§ EXERCISE TASK: Your task is to gather the lines below that hold the string "color".

§ DATA PROVIDED:
--- BEGIN ---
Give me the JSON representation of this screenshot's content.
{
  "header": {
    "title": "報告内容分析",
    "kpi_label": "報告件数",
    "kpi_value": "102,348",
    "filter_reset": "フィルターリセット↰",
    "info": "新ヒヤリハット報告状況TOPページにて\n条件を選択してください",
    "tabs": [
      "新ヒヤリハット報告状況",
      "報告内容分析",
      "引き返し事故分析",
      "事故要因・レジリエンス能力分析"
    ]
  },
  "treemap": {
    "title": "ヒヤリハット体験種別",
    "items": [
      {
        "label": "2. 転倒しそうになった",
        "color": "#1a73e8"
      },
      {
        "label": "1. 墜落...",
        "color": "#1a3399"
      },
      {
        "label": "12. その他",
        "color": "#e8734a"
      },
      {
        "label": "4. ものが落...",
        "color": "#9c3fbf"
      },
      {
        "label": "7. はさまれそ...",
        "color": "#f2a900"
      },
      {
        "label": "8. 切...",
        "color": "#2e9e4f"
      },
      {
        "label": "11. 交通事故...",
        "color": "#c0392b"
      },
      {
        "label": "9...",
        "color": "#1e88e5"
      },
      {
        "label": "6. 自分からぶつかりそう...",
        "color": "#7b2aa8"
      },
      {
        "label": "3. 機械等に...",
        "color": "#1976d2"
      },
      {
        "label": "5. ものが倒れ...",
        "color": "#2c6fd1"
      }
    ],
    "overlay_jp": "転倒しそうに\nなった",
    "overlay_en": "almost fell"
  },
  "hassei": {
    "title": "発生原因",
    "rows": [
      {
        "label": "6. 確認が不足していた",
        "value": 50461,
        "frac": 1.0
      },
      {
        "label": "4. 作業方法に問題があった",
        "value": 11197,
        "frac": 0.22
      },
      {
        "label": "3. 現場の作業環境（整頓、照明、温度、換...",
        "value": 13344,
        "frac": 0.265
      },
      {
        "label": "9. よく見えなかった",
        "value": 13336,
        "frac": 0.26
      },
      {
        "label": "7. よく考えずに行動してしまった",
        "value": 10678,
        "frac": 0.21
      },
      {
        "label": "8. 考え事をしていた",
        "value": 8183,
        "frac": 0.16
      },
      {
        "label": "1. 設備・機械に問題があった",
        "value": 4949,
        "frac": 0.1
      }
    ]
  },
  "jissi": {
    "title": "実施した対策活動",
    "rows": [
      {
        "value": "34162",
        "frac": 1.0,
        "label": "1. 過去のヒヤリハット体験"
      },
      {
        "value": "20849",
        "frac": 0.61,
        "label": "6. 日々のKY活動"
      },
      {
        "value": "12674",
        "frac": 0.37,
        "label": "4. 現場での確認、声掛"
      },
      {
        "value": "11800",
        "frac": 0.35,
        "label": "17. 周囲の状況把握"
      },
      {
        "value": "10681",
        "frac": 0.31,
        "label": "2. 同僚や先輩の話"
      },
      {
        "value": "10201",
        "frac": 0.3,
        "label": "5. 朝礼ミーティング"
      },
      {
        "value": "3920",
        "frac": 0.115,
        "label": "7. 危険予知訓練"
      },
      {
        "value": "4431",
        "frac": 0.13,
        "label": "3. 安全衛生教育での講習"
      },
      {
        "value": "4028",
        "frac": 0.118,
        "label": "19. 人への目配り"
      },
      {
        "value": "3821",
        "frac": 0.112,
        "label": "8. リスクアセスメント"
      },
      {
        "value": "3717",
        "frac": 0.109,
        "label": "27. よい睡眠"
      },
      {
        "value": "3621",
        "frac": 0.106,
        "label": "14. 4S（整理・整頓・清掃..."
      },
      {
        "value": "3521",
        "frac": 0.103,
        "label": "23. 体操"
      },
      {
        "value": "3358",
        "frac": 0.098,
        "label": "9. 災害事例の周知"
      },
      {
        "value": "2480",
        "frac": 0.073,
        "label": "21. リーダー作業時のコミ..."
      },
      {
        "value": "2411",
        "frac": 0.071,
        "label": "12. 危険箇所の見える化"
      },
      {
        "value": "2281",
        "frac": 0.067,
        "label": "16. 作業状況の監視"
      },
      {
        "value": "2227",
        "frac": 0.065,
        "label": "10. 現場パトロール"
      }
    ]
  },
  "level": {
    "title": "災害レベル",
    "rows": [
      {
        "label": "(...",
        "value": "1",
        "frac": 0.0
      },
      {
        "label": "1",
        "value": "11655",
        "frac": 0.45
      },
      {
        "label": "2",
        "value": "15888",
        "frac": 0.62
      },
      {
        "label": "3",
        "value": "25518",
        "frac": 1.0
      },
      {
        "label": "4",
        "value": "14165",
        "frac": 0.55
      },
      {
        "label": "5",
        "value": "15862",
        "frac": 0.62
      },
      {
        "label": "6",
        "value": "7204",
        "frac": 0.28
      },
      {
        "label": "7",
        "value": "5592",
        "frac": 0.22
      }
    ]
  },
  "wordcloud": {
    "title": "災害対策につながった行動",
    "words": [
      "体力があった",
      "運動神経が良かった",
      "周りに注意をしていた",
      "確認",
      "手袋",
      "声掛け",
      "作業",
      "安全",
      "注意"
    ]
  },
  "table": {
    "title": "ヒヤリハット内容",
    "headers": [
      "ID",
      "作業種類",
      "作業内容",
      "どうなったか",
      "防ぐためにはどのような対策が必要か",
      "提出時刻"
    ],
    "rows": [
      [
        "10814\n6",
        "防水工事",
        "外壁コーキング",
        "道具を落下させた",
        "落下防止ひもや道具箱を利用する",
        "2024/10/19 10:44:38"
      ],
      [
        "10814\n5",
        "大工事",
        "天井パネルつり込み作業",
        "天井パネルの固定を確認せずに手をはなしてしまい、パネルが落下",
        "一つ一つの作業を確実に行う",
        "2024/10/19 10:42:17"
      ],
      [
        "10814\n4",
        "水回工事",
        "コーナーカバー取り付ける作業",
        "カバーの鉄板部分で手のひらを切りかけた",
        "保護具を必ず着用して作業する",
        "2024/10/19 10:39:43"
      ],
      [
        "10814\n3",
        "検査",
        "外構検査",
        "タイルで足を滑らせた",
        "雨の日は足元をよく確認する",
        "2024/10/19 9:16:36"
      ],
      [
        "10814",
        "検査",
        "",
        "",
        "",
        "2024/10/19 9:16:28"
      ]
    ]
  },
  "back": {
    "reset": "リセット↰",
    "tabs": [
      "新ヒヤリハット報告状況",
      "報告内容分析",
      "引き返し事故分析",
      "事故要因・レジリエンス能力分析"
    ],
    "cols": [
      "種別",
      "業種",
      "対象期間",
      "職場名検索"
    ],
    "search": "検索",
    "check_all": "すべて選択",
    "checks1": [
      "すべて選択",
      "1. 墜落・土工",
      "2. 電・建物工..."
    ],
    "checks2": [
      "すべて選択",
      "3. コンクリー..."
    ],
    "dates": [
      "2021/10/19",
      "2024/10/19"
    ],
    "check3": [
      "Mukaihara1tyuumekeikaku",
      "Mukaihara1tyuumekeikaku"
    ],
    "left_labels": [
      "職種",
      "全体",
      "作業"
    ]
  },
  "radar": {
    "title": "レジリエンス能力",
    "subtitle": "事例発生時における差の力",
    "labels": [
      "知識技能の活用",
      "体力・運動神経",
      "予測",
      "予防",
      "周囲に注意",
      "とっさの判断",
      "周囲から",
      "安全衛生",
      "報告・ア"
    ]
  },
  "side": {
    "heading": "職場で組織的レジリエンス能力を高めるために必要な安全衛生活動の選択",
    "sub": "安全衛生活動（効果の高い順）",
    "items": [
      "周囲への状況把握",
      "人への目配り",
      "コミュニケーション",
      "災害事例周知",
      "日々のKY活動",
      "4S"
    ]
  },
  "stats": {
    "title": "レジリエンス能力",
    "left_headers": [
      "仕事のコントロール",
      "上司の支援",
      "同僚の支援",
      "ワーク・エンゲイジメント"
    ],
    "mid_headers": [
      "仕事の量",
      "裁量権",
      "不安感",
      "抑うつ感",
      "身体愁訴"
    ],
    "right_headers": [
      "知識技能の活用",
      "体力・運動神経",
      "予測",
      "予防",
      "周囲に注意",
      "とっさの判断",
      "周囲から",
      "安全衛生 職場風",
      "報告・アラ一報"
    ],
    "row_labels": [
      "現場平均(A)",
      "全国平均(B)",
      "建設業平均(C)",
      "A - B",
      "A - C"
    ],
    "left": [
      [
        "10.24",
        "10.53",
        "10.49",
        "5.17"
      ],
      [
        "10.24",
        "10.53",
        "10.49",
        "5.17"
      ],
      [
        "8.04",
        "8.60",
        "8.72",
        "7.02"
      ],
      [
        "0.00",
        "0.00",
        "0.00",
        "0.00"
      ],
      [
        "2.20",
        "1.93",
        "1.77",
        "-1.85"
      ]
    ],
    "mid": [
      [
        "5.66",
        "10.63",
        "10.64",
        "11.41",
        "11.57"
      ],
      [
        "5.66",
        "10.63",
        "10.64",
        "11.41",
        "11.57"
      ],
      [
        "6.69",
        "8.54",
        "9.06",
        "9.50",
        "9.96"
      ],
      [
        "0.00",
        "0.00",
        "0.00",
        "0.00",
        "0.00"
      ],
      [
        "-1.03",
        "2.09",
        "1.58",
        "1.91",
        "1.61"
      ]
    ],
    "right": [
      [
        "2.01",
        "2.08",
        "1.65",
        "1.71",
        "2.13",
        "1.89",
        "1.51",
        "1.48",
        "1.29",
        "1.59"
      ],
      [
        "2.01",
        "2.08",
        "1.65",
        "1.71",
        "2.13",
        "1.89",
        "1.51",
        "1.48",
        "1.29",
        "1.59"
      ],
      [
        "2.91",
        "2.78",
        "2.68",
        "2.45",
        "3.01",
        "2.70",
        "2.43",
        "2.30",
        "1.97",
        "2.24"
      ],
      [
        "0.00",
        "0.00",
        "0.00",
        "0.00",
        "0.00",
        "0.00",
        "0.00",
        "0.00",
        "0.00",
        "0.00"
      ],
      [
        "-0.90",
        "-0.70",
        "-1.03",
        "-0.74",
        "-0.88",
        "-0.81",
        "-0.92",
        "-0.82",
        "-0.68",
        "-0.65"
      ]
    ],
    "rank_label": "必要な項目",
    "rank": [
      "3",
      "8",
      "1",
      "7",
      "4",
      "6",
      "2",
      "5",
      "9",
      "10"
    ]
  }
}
--- END ---
§ TASK RESULT:
        "color": "#1a73e8"
        "color": "#1a3399"
        "color": "#e8734a"
        "color": "#9c3fbf"
        "color": "#f2a900"
        "color": "#2e9e4f"
        "color": "#c0392b"
        "color": "#1e88e5"
        "color": "#7b2aa8"
        "color": "#1976d2"
        "color": "#2c6fd1"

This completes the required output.